— begin Excerpt provided —

The Exchange believes that this proposal is in keeping with those principles because it will ensure that certain contested matters retained by BX Regulation are handled effectively, efficiently and with immediacy. The ability to assume responsibility for the handling of certain contested matters will ensure that contested cases are handled promptly when, for example, FINRA's litigation resources are strained or when it is otherwise unable or unwilling to handle a particular matter. This will enable the Exchange to take timely action when appropriate to enforce its rules, hold bad actors accountable, and protect investors and market integrity. This proposal, however, would not change or alter in any way the disciplinary processes around how contested matters are handled. Rather, it will result in more effective regulation because it will facilitate timely and more efficient action. Internalizing the litigation function in certain contested matters will also facilitate effective regulation because the Exchange will continue to bring to bear its overall market and surveillance expertise throughout the disciplinary proceedings.
B. Self-Regulatory Organization's Statement on Burden on Competition
The Exchange does not believe that the proposed rule change will impose any burden on competition not necessary or appropriate in furtherance of the purposes of the Act. The proposed rule change is not intended to address competitive issues but rather to enable the Exchange to have the option to litigate certain contested matters when FINRA is unable or unwilling to do so through the RSA.

— end Excerpt provided —
— begin Records for this exercise —

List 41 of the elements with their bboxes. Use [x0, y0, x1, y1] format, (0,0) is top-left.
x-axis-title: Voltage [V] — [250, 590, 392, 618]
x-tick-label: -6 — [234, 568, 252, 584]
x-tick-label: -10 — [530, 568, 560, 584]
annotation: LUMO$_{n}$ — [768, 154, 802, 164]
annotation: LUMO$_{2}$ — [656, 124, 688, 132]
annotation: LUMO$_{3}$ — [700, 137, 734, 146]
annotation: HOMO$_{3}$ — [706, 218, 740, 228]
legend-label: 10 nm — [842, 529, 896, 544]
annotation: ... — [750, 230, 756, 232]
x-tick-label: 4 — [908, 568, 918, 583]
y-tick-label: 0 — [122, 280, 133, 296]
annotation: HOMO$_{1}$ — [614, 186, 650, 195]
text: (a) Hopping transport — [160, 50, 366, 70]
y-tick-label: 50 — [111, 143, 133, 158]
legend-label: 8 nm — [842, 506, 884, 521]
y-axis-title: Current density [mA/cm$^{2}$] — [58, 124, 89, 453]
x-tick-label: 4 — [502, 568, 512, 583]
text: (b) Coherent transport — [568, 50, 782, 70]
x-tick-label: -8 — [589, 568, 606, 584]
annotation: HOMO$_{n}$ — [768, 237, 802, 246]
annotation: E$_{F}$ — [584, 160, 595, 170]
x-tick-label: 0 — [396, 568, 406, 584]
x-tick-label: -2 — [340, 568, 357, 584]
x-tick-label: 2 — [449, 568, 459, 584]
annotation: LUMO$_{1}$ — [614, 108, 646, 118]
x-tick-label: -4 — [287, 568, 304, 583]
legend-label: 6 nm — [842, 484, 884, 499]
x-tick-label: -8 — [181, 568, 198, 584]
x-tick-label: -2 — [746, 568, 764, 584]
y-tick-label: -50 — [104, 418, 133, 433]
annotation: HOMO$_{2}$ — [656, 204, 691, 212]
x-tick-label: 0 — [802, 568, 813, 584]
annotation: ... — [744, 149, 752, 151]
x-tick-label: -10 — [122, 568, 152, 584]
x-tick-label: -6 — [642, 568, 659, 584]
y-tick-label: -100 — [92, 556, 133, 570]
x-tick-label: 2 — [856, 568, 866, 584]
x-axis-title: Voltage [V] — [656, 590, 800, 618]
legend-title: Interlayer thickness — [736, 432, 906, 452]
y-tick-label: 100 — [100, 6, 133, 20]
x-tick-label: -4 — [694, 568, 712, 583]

— end Records for this exercise —

- **Directives**:
1. Rewrite the records with every "Voltage" changed to "Applied bias" and nothing else altered.
2. Continue the excerpt about the Exchange's proposal to litigate certain contested matters itself, starting after its final sentence.

- **Solved problems**:
1.
List 41 of the elements with their bboxes. Use [x0, y0, x1, y1] format, (0,0) is top-left.
x-axis-title: Applied bias [V] — [250, 590, 392, 618]
x-tick-label: -6 — [234, 568, 252, 584]
x-tick-label: -10 — [530, 568, 560, 584]
annotation: LUMO$_{n}$ — [768, 154, 802, 164]
annotation: LUMO$_{2}$ — [656, 124, 688, 132]
annotation: LUMO$_{3}$ — [700, 137, 734, 146]
annotation: HOMO$_{3}$ — [706, 218, 740, 228]
legend-label: 10 nm — [842, 529, 896, 544]
annotation: ... — [750, 230, 756, 232]
x-tick-label: 4 — [908, 568, 918, 583]
y-tick-label: 0 — [122, 280, 133, 296]
annotation: HOMO$_{1}$ — [614, 186, 650, 195]
text: (a) Hopping transport — [160, 50, 366, 70]
y-tick-label: 50 — [111, 143, 133, 158]
legend-label: 8 nm — [842, 506, 884, 521]
y-axis-title: Current density [mA/cm$^{2}$] — [58, 124, 89, 453]
x-tick-label: 4 — [502, 568, 512, 583]
text: (b) Coherent transport — [568, 50, 782, 70]
x-tick-label: -8 — [589, 568, 606, 584]
annotation: HOMO$_{n}$ — [768, 237, 802, 246]
annotation: E$_{F}$ — [584, 160, 595, 170]
x-tick-label: 0 — [396, 568, 406, 584]
x-tick-label: -2 — [340, 568, 357, 584]
x-tick-label: 2 — [449, 568, 459, 584]
annotation: LUMO$_{1}$ — [614, 108, 646, 118]
x-tick-label: -4 — [287, 568, 304, 583]
legend-label: 6 nm — [842, 484, 884, 499]
x-tick-label: -8 — [181, 568, 198, 584]
x-tick-label: -2 — [746, 568, 764, 584]
y-tick-label: -50 — [104, 418, 133, 433]
annotation: HOMO$_{2}$ — [656, 204, 691, 212]
x-tick-label: 0 — [802, 568, 813, 584]
annotation: ... — [744, 149, 752, 151]
x-tick-label: -10 — [122, 568, 152, 584]
x-tick-label: -6 — [642, 568, 659, 584]
y-tick-label: -100 — [92, 556, 133, 570]
x-tick-label: 2 — [856, 568, 866, 584]
x-axis-title: Applied bias [V] — [656, 590, 800, 618]
legend-title: Interlayer thickness — [736, 432, 906, 452]
y-tick-label: 100 — [100, 6, 133, 20]
x-tick-label: -4 — [694, 568, 712, 583]

2.
C. Self-Regulatory Organization's Statement on Comments on the Proposed Rule Change Received From Members, Participants, or Others
No written comments were either solicited or received.
III. Date of Effectiveness of the Proposed Rule Change and Timing for Commission Action
Within 45 days of the date of publication of this notice in the Federal Register or within such longer period (i) as the Commission may designate up to 90 days of such date if it finds such longer period to be appropriate and publishes its reasons for so finding or (ii) as to which the Exchange consents, the Commission shall: (a) By order approve or disapprove such proposed rule change, or (b) institute proceedings to determine whether the proposed rule change should be disapproved.
IV. Solicitation of Comments
Interested persons are invited to submit written data, views, and arguments concerning the foregoing, including whether the proposed rule change, as modified by Amendment No. 1, is consistent with the Act. Comments may be submitted by any of the following methods:
Electronic Comments
- Use the Commission's internet comment form (http://www.sec.gov/rules/sro.shtml); or
- Send an email to rule-comments@sec.gov. Please include File Number SR-BX-2020-007 on the subject line.
Paper Comments
- Send paper comments in triplicate to Secretary, Securities and Exchange Commission, 100 F Street NE, Washington, DC 20549-1090.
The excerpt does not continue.